Check each line of the data for "screenshot" and select those that have it.

## START Raw records

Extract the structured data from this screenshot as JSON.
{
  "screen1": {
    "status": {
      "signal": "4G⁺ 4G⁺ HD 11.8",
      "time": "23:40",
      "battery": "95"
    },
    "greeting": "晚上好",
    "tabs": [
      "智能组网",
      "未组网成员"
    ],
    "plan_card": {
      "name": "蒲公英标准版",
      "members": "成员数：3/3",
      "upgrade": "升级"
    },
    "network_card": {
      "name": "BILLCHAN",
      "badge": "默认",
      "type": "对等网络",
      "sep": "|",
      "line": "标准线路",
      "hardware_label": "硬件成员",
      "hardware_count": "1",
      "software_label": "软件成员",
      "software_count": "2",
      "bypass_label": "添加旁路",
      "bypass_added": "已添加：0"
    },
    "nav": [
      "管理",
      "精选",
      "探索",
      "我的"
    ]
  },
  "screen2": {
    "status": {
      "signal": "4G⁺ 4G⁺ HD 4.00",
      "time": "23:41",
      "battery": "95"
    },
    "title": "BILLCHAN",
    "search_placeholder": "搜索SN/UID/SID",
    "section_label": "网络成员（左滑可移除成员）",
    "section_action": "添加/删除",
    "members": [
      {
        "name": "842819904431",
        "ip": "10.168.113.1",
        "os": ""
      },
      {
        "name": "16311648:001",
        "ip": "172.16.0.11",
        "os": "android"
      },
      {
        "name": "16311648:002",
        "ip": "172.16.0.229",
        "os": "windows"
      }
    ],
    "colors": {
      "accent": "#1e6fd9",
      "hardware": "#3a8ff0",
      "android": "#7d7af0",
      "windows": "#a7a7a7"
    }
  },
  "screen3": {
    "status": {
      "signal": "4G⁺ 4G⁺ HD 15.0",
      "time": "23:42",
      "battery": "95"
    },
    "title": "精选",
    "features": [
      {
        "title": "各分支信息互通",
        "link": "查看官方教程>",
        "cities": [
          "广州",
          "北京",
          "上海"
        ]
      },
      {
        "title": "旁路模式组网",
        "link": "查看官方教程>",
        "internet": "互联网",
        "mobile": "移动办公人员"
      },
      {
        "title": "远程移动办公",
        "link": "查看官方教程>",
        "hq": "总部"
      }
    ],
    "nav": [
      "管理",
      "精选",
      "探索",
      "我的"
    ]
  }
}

## END Raw records
## START Raw records

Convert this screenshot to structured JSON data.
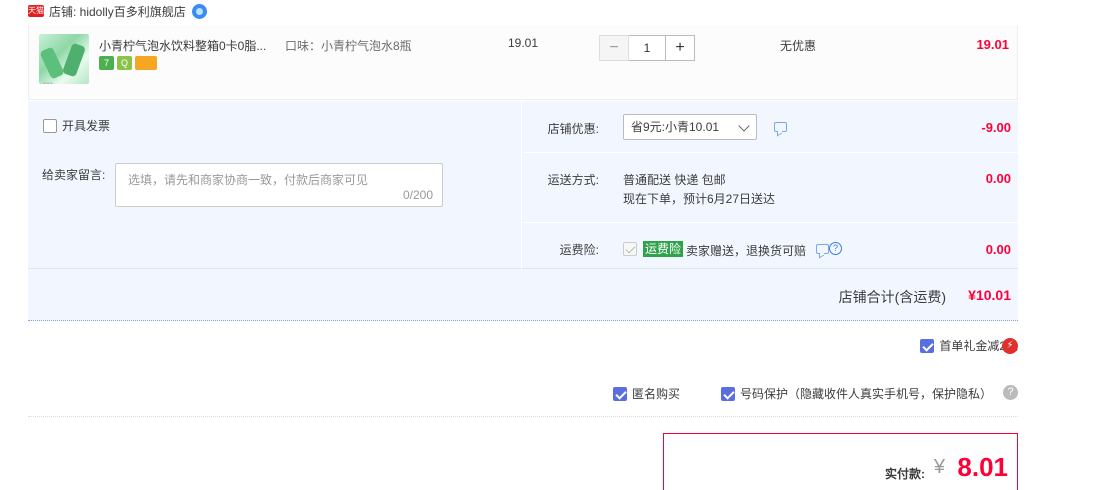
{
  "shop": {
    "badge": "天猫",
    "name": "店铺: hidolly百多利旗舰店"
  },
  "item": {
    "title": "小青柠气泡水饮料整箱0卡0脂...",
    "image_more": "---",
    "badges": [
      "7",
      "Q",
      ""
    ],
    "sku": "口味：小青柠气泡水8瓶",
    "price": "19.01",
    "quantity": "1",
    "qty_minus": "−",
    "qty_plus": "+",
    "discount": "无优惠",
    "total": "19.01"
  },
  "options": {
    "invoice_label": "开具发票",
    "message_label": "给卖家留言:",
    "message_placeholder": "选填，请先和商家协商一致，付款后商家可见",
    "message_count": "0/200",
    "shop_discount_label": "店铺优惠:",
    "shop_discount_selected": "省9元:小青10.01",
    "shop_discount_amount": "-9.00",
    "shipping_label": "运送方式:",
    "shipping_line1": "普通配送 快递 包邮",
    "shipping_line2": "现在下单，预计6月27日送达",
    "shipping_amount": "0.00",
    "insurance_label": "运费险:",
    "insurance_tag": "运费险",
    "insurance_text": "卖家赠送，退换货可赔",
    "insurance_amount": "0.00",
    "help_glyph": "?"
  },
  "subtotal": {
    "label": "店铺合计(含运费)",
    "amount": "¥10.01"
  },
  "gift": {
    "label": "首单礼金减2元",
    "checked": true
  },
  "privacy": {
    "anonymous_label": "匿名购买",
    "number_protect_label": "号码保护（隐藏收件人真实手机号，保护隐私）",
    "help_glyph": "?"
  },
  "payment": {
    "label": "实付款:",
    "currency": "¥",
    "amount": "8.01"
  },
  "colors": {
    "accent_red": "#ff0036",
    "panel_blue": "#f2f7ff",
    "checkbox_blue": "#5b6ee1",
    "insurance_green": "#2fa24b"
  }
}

## END Raw records

◆ Written response ◆
Extract the structured data from this screenshot as JSON.
Convert this screenshot to structured JSON data.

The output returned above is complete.